**Document**
* * * *

Votre attitude fait à mes yeux jurisprudence, j’entends au plan moral, en tant qu’elle inscrit une rupture qu’on ne pouvait escompter plus claire dans les relations entre un président et ses (anciens) collègues, lesquels devront bien désormais se résoudre – d’abord dans votre établissement, mais l’on peut espérer que ce n’est qu’un début – à se
nommer et se penser pour ce qu’ils sont vraiment : des subordonnés, des vassaux, voire de simples soldats devant leur général d’armée, soldats auxquels nulle forme de solidarité, de loyauté, de correction autre que de façade ne relie plus leur guide suprême, comme il se doit dans toute hiérarchie bien comprise. Les gouvernés n’ont que des devoirs, quand leur gouverneur a tous les droits.

J’attendais depuis des années que le président de quelqu’une de nos universités nationales ose quelque geste fort, propre à marquer que les temps ont changé. Jusqu’ici, vos consoeurs et confrères président-e-s – lorsque telle ou tel de leurs sous-ordres renâclait à s’enthousiasmer de l’excellence de leur gouvernance éclairée par la soumission, responsable et autonome, aux diktats gouvernementaux – tergiversaient mollement, trop pusillanimes sans doute.

Enfin vous leur ouvrez la voie, avec panache et détermination, sans craindre de passer pour parjure, ou félon, ou traître à je ne sais quelles valeurs surannées, ni de vous attirer l’opprobre de la communauté dont vous fîtes naguère – un naguère devenu aussitôt jadis – partie. Vous vous placez ainsi au-dessus de la plèbe de vos sujets, inaugurant une ère nouvelle. Que, de surcroît, vous ayez semble-t-il agi au nom de votre université en faisant fi de l’aval de son conseil d’administration élève la beauté de votre geste à la hauteur auguste du paradigme. Car, je ne crains pas de le dire, monsieur le Président, et d’y compter une raison additionnelle de vous louanger, votre exploit exemplaire condense à lui tout seul le caractère des temps nouveaux. Il est, entre autres vertus, comme la traduction objective, et qui plus est pédagogique, de l’esprit qui régit les réformes en cours depuis quelques années, notamment – mais non exclusivement – dans le champ de l’enseignement, de la maternelle au supérieur ; et je ne doute pas qu’en haut lieu tôt ou tard on vous en saura gré ; de même que fut semble-t-il apprécié, en son temps, le signalement au Parquet, par votre présidentiel prédécesseur, d’un courriel dérogeant de manière patente à l’obligation implicite mais sans appel de révérer tout Supérieur en tant qu’il est un Supérieur, et à l’interdiction subséquente pour un subalterne d’émettre aucun jugement sur l’action ou les propos publics d’un Haut Gradé, qu’il soit ministériel ou local : M. Emmanuel Éthis, désormais Recteur, a certes été l’initiateur du processus ayant mené aux poursuites, mais c’est bien vous qui l’avez magistralement conduit à son accomplissement suprême, et il ne serait que justice que vous en fussiez récompensé.

* * * *

**Données fournies**

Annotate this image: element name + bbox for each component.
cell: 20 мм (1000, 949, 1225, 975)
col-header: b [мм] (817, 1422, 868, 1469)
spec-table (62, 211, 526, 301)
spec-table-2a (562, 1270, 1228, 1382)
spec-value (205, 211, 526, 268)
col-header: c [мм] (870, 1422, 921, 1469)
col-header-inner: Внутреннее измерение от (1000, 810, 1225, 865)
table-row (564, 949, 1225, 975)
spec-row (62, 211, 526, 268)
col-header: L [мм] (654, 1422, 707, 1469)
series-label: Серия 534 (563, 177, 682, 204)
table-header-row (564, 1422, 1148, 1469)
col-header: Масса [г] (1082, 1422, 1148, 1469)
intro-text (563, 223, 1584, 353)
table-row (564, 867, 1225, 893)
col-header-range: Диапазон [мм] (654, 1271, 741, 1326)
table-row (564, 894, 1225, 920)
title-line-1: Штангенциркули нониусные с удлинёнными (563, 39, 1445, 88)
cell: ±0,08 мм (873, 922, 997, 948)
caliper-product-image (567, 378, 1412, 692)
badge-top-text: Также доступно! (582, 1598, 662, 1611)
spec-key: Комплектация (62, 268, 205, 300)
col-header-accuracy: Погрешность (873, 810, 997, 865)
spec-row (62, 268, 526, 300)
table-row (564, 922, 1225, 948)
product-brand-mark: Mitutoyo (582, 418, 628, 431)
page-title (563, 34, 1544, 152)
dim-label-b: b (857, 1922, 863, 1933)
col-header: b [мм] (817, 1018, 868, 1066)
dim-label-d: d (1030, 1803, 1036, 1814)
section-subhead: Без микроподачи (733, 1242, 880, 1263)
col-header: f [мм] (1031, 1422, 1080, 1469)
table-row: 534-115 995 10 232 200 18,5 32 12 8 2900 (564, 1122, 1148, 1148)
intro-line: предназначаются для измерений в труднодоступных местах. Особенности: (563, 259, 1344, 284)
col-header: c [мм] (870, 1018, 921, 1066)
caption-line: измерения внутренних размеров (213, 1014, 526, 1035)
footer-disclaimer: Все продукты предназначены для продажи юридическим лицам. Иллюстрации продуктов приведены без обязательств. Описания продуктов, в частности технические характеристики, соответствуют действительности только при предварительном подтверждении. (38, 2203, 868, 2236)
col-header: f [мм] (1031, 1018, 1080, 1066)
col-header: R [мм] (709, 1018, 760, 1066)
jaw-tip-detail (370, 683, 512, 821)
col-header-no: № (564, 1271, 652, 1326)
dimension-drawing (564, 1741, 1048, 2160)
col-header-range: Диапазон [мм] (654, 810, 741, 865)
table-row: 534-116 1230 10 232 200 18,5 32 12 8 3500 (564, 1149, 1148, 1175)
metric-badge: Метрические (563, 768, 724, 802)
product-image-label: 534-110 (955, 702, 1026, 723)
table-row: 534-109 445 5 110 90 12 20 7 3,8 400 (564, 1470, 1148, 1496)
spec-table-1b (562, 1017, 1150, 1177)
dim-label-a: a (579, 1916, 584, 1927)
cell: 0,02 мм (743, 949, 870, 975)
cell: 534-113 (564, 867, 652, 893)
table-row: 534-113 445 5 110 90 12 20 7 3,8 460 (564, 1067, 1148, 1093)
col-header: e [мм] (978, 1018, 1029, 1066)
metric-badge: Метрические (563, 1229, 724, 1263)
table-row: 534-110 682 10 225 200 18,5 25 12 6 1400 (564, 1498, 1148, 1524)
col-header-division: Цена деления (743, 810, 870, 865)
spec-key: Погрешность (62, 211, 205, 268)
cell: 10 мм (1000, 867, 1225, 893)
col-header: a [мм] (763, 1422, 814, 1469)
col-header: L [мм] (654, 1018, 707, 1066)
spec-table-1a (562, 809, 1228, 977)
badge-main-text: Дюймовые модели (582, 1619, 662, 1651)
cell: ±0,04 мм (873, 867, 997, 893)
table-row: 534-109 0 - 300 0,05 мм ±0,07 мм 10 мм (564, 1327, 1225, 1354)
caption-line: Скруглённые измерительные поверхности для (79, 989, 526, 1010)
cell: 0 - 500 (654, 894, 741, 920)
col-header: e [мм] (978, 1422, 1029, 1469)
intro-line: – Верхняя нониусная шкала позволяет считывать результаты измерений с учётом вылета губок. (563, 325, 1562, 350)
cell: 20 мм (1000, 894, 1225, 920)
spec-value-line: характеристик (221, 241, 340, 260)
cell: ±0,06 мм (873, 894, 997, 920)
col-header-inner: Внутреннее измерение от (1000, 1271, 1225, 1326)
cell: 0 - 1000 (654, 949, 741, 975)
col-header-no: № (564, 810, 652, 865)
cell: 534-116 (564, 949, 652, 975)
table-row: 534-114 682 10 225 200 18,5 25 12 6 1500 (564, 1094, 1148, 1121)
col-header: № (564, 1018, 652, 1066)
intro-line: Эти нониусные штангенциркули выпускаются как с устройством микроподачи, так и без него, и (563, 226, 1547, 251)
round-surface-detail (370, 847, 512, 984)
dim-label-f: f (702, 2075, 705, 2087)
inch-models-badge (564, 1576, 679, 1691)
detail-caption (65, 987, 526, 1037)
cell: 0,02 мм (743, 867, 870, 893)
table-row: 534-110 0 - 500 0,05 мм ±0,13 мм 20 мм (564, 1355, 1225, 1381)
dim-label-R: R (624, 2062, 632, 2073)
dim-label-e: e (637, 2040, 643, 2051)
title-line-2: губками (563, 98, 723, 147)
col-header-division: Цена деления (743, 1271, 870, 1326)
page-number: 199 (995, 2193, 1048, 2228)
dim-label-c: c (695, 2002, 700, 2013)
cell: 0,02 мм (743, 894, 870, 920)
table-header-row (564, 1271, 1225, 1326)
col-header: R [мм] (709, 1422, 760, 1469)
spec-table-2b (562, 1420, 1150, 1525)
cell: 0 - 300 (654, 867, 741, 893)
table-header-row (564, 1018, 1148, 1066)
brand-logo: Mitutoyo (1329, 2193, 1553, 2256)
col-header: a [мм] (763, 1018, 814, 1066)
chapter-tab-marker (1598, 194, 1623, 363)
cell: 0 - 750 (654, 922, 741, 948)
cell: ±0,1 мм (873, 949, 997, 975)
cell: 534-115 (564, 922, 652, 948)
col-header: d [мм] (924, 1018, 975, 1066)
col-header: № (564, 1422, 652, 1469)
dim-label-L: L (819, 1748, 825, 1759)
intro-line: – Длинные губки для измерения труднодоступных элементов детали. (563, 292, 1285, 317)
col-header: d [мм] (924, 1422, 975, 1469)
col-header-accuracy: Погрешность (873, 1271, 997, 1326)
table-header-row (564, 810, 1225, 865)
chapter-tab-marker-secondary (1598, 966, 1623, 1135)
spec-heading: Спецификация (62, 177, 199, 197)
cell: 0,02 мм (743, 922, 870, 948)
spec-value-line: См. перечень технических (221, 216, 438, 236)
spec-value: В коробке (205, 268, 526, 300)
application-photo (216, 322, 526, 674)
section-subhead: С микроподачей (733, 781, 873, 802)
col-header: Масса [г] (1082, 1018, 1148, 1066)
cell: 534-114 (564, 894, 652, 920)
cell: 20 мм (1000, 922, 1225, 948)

* * * *

**Consignes de l'exercice**
• A. Relevez les termes par lesquels la lettre au président d'université désigne ce que les anciens collègues de celui-ci devront se résoudre à être.
• B. D'après la lettre au président d'université, quelle fonction M. Emmanuel Éthis occupe-t-il désormais ?
• C. Poursuivez la lettre au président d'université à la suite de sa dernière phrase.

**Corrigé**
• A. Des subordonnés, des vassaux, de simples soldats devant leur général d'armée.

• B. Il est désormais Recteur.

• C.
Il n’est hélas guère en mon pouvoir de vous aider, autrement que par cet éloge public, à accélérer votre prometteuse carrière. Sachez combien je le déplore. Sachez aussi, cependant, que vous occupez désormais une place de premier plan dans mon panthéon personnel, au côté des grands de ce monde, et je gage que nous serons fort nombreux à vous vouer durablement une manière de culte laïque. S’il ne tenait qu’à moi, j’inventerais les Palmes, spécialement conçues à votre intention, de la Légion Républicaine d’Urgence (LRU).

La France manque en effet d’hommes de votre trempe, qui savent, lorsque la nation est mise en danger par les séditieux de tout poil, se mobiliser au pied levé pour faire rempart de leur autorité.

Croyez, monsieur le Président, en la révérence, ne dédaignant point de versifier à l’occasion ses tropes ( voir annexe 2), d’un quelconque enseignant-chercheur.

ANNEXE 1
Pour mémoire, je retranscris ci-après les courriels que vous avez fait envoyer à vos administrés que vous appelez, avec un humour qui m’enchante, « collègues »), le 18 décembre 2015 et le 8 Janvier 2016.
Je n’étais pas, et je le regrette, destinataire de ces beaux textes, qui ne prennent leur pleine saveur qu’après coup, mais la chance les a mis entre mes mains. Je les relis chaque jour, tâchantmodestement de prendre exemple sur votre art.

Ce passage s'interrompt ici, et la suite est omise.